* Supplied records:
****************

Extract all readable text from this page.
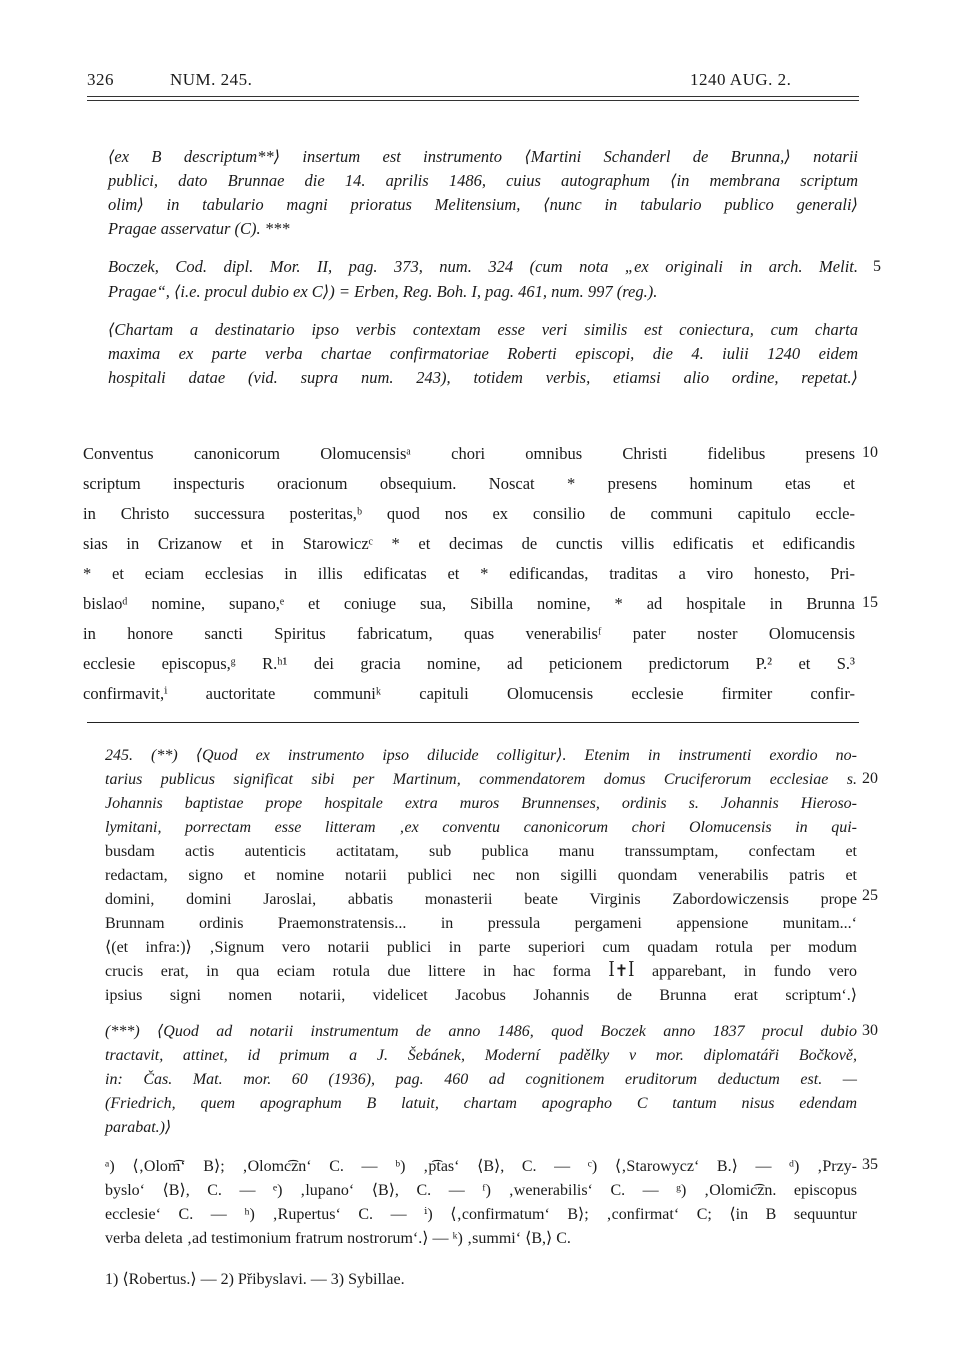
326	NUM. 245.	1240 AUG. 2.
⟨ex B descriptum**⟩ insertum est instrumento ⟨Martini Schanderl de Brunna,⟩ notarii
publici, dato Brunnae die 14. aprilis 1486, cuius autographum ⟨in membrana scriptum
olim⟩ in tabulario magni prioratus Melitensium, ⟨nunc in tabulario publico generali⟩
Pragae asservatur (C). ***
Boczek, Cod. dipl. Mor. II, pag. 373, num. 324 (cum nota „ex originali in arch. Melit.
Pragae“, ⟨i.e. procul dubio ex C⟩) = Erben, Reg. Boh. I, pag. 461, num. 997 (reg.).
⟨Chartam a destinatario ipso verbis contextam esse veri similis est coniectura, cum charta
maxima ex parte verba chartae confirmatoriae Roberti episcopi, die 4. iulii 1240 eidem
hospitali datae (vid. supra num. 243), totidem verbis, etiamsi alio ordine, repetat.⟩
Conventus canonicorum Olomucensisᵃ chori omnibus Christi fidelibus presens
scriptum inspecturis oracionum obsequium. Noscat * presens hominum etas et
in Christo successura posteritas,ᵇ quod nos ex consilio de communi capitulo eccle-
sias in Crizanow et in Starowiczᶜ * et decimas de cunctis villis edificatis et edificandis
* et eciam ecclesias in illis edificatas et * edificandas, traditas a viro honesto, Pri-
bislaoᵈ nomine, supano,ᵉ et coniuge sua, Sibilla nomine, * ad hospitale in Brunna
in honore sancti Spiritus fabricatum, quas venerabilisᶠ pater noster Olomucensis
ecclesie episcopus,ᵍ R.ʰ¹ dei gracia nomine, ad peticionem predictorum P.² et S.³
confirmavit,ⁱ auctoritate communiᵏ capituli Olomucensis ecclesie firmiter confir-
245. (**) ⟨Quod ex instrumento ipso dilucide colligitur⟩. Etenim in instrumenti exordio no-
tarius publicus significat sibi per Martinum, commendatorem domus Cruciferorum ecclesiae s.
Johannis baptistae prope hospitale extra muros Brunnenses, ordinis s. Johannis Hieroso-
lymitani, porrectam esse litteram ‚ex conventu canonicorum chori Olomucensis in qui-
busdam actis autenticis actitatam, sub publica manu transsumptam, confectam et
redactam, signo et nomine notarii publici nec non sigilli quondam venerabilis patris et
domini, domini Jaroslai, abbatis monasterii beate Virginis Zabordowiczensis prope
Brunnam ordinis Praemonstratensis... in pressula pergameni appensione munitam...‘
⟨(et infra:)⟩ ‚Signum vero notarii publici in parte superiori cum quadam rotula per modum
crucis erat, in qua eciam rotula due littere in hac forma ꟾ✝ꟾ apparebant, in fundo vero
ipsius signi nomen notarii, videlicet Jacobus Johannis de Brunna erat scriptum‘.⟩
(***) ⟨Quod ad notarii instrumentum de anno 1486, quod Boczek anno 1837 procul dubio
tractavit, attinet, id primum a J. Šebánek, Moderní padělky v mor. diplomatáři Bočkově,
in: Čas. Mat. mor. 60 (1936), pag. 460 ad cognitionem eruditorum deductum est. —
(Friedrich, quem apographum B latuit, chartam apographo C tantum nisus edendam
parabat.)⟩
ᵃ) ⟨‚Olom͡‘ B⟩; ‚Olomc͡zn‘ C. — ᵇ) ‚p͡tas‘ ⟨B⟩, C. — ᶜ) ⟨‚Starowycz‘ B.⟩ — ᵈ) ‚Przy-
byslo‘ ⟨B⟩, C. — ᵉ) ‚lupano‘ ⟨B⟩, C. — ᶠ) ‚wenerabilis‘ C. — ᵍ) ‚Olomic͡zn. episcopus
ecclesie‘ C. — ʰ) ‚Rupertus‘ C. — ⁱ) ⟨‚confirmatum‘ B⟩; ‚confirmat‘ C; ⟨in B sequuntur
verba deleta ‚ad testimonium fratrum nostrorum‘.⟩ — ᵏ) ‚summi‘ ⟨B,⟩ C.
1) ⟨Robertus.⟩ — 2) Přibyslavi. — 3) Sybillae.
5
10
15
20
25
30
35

****************

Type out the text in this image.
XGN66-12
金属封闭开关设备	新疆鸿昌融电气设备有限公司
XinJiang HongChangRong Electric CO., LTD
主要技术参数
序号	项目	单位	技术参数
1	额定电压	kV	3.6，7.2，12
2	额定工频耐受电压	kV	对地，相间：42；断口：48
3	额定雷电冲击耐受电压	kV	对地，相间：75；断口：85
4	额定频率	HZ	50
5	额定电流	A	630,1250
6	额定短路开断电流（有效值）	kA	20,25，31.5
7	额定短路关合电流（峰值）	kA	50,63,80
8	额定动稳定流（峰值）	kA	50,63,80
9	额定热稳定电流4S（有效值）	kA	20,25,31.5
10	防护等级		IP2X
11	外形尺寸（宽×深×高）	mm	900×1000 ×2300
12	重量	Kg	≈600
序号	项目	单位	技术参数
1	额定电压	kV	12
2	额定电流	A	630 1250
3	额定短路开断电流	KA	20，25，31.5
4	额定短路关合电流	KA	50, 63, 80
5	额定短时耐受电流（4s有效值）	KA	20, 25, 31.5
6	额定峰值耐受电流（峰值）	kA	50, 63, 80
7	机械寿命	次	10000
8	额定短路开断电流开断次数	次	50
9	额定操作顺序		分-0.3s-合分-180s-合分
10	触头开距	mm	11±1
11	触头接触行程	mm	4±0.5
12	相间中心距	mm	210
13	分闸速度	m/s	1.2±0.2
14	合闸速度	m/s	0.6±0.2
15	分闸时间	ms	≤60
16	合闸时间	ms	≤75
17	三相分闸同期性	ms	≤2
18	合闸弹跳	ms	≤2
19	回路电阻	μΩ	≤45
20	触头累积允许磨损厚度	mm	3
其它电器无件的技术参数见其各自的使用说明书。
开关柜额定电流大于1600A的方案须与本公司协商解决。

****************

* Exercise: From the listing above, pick out every line containing "Boczek".

* Final result:
Boczek, Cod. dipl. Mor. II, pag. 373, num. 324 (cum nota „ex originali in arch. Melit.
(***) ⟨Quod ad notarii instrumentum de anno 1486, quod Boczek anno 1837 procul dubio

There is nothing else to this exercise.